— START OF Data lines —

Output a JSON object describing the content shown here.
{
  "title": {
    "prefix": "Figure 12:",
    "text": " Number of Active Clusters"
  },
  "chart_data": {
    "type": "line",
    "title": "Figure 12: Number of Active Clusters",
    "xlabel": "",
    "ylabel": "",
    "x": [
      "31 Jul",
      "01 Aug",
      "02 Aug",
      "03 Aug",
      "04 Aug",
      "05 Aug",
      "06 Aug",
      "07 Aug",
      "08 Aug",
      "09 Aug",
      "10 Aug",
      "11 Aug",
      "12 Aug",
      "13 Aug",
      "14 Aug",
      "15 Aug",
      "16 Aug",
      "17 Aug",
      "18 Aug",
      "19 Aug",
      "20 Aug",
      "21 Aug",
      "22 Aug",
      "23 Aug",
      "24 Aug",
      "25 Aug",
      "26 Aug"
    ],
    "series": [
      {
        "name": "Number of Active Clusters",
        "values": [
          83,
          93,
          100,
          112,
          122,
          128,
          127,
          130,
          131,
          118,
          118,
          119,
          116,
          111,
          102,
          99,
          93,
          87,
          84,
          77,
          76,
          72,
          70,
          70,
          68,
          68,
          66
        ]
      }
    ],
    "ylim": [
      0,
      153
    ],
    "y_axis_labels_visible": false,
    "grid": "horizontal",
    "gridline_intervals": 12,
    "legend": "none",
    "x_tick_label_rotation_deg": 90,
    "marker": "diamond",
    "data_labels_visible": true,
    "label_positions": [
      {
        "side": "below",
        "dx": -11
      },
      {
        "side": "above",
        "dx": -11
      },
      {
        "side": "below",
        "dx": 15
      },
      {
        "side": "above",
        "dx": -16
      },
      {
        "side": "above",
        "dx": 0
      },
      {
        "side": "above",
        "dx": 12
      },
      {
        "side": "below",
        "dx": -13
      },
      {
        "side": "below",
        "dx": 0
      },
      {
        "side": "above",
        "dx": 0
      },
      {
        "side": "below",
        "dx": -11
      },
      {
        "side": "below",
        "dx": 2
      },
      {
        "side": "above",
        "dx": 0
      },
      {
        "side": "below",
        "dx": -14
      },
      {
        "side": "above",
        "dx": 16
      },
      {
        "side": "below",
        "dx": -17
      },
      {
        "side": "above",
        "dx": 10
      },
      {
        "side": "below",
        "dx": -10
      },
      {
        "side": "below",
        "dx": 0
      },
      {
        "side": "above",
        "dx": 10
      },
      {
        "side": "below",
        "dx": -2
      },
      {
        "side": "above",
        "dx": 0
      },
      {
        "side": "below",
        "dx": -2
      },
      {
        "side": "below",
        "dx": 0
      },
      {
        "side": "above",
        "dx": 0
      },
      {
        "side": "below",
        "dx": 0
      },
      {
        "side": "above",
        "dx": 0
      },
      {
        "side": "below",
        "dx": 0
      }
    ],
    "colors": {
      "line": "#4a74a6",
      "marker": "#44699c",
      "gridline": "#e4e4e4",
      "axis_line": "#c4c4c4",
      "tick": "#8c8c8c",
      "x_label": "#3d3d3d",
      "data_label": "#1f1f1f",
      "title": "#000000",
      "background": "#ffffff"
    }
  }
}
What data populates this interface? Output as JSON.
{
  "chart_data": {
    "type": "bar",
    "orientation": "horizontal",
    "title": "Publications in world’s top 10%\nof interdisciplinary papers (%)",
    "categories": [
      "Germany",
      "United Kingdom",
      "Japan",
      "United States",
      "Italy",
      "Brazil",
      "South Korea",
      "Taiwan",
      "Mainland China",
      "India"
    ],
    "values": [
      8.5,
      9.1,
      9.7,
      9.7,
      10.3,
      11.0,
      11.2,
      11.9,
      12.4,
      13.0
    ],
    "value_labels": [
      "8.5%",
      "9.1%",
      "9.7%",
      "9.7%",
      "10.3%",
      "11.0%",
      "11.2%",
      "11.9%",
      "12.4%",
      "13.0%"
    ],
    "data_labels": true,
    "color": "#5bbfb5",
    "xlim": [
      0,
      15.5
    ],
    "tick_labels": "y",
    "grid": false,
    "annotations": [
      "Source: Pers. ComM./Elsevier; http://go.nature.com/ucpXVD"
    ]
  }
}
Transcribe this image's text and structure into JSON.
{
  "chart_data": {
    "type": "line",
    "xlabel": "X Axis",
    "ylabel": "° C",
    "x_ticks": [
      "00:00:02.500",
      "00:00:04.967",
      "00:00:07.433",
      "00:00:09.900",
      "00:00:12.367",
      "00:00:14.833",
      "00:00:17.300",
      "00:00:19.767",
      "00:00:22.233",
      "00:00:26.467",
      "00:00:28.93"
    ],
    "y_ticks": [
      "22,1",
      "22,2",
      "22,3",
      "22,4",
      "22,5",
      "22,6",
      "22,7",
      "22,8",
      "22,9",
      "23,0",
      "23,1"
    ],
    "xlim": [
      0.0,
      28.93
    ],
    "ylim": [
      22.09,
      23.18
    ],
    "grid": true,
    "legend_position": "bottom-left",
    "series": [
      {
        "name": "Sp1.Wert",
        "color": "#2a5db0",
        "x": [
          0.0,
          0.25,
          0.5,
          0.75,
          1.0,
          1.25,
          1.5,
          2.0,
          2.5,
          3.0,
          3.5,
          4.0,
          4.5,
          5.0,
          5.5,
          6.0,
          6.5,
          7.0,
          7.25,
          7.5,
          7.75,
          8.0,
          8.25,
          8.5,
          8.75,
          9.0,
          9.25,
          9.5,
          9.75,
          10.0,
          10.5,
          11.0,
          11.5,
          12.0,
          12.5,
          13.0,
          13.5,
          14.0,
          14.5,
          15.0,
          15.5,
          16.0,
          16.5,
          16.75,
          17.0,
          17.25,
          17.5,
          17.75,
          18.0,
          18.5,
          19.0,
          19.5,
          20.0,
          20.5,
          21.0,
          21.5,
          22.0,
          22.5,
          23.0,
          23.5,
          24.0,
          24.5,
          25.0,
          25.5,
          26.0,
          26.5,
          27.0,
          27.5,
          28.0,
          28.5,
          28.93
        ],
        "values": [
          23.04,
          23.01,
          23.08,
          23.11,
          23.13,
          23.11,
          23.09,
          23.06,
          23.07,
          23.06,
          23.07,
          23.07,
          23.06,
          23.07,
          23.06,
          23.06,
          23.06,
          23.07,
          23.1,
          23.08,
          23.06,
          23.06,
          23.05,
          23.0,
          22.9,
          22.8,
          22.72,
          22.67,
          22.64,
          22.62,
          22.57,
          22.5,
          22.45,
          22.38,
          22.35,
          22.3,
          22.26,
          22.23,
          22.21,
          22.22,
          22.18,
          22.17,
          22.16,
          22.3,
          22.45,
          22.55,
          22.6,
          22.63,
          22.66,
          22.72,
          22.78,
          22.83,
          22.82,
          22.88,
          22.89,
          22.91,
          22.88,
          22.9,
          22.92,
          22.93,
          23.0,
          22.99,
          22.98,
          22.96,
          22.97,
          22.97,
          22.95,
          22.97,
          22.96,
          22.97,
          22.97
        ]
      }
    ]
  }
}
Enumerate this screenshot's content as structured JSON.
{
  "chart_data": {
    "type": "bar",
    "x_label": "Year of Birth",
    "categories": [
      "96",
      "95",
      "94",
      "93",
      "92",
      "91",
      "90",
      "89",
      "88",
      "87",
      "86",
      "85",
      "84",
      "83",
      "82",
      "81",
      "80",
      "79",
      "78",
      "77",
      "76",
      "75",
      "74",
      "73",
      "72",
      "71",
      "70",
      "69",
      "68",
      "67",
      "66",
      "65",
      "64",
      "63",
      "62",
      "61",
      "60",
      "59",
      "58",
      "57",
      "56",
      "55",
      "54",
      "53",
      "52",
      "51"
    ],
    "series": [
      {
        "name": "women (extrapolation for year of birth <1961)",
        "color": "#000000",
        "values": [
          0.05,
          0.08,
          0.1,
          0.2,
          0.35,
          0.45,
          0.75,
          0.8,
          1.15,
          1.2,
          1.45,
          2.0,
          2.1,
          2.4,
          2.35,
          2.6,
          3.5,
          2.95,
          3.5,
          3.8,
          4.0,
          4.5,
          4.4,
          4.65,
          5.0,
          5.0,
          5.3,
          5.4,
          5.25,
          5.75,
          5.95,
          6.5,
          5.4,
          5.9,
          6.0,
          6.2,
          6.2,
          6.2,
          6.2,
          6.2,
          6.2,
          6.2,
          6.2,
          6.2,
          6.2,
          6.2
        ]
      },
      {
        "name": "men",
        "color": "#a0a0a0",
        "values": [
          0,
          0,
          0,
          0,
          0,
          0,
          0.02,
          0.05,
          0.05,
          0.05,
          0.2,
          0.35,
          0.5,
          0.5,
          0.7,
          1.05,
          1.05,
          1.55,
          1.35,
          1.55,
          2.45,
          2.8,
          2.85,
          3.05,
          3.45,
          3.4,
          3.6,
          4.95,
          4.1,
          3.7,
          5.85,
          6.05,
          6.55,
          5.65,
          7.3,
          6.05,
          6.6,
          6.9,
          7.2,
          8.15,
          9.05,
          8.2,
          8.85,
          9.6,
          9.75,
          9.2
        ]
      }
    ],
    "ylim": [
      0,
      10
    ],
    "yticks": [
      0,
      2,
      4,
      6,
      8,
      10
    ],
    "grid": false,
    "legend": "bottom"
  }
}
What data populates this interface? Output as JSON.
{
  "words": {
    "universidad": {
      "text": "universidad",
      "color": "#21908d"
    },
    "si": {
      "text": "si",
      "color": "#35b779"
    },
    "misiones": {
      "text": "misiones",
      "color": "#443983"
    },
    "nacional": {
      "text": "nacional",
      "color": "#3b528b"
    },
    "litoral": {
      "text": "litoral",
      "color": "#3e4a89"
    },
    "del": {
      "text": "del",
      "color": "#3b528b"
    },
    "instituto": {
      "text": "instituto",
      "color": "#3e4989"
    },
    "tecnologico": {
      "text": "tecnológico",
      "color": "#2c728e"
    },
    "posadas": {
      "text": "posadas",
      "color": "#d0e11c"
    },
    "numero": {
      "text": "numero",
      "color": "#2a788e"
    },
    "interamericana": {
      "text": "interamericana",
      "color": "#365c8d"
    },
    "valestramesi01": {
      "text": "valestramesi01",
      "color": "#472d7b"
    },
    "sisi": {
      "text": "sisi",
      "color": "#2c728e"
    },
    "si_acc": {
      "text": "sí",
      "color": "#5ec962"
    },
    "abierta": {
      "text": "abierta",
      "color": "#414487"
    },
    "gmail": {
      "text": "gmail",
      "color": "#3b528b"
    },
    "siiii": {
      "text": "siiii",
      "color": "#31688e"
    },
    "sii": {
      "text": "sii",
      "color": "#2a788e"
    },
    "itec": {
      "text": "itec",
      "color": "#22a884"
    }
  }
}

— END OF Data lines —

Return every line holding the word "JSON" from the records.

__Exercise output__:
Output a JSON object describing the content shown here.
What data populates this interface? Output as JSON.
Transcribe this image's text and structure into JSON.
Enumerate this screenshot's content as structured JSON.
What data populates this interface? Output as JSON.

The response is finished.